Data tied to figure images
────────
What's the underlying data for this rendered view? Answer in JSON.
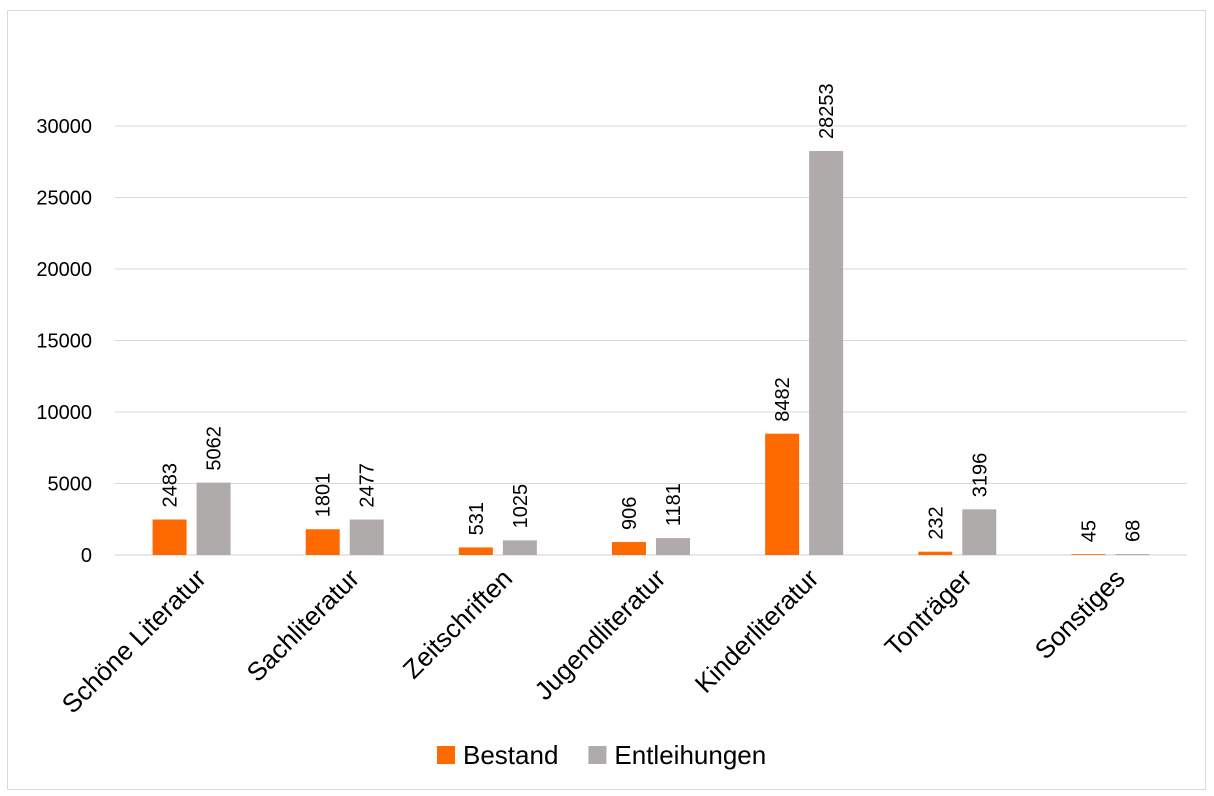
{
  "chart_data": {
    "type": "bar",
    "categories": [
      "Schöne Literatur",
      "Sachliteratur",
      "Zeitschriften",
      "Jugendliteratur",
      "Kinderliteratur",
      "Tonträger",
      "Sonstiges"
    ],
    "series": [
      {
        "name": "Bestand",
        "color": "#FF6A00",
        "values": [
          2483,
          1801,
          531,
          906,
          8482,
          232,
          45
        ]
      },
      {
        "name": "Entleihungen",
        "color": "#AFABAB",
        "values": [
          5062,
          2477,
          1025,
          1181,
          28253,
          3196,
          68
        ]
      }
    ],
    "yticks": [
      0,
      5000,
      10000,
      15000,
      20000,
      25000,
      30000
    ],
    "ylim": [
      0,
      35000
    ],
    "grid": true,
    "legend_position": "bottom",
    "title": "",
    "xlabel": "",
    "ylabel": ""
  }
}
────────
▸ Exercise instructions
Restate each line of the records exactly; pictures do not belong in the copy.

▸ Answer to the task
What's the underlying data for this rendered view? Answer in JSON.
{
  "chart_data": {
    "type": "bar",
    "categories": [
      "Schöne Literatur",
      "Sachliteratur",
      "Zeitschriften",
      "Jugendliteratur",
      "Kinderliteratur",
      "Tonträger",
      "Sonstiges"
    ],
    "series": [
      {
        "name": "Bestand",
        "color": "#FF6A00",
        "values": [
          2483,
          1801,
          531,
          906,
          8482,
          232,
          45
        ]
      },
      {
        "name": "Entleihungen",
        "color": "#AFABAB",
        "values": [
          5062,
          2477,
          1025,
          1181,
          28253,
          3196,
          68
        ]
      }
    ],
    "yticks": [
      0,
      5000,
      10000,
      15000,
      20000,
      25000,
      30000
    ],
    "ylim": [
      0,
      35000
    ],
    "grid": true,
    "legend_position": "bottom",
    "title": "",
    "xlabel": "",
    "ylabel": ""
  }
}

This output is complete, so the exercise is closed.